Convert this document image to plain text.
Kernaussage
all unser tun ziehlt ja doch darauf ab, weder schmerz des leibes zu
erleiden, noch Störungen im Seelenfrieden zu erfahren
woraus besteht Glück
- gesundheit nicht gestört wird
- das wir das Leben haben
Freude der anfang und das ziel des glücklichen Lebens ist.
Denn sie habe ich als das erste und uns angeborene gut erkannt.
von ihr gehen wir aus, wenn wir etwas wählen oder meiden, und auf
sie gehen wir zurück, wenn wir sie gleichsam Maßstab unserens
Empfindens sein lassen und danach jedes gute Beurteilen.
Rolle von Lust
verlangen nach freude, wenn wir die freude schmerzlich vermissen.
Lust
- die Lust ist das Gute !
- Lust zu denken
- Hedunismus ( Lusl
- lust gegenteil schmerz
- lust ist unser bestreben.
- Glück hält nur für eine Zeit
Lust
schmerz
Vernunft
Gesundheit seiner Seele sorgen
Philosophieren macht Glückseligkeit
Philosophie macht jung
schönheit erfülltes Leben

▶ _Exercise description_:
Please output the complete data exactly.

▶ _Response_:
Convert this document image to plain text.
Kernaussage
all unser tun ziehlt ja doch darauf ab, weder schmerz des leibes zu
erleiden, noch Störungen im Seelenfrieden zu erfahren
woraus besteht Glück
- gesundheit nicht gestört wird
- das wir das Leben haben
Freude der anfang und das ziel des glücklichen Lebens ist.
Denn sie habe ich als das erste und uns angeborene gut erkannt.
von ihr gehen wir aus, wenn wir etwas wählen oder meiden, und auf
sie gehen wir zurück, wenn wir sie gleichsam Maßstab unserens
Empfindens sein lassen und danach jedes gute Beurteilen.
Rolle von Lust
verlangen nach freude, wenn wir die freude schmerzlich vermissen.
Lust
- die Lust ist das Gute !
- Lust zu denken
- Hedunismus ( Lusl
- lust gegenteil schmerz
- lust ist unser bestreben.
- Glück hält nur für eine Zeit
Lust
schmerz
Vernunft
Gesundheit seiner Seele sorgen
Philosophieren macht Glückseligkeit
Philosophie macht jung
schönheit erfülltes Leben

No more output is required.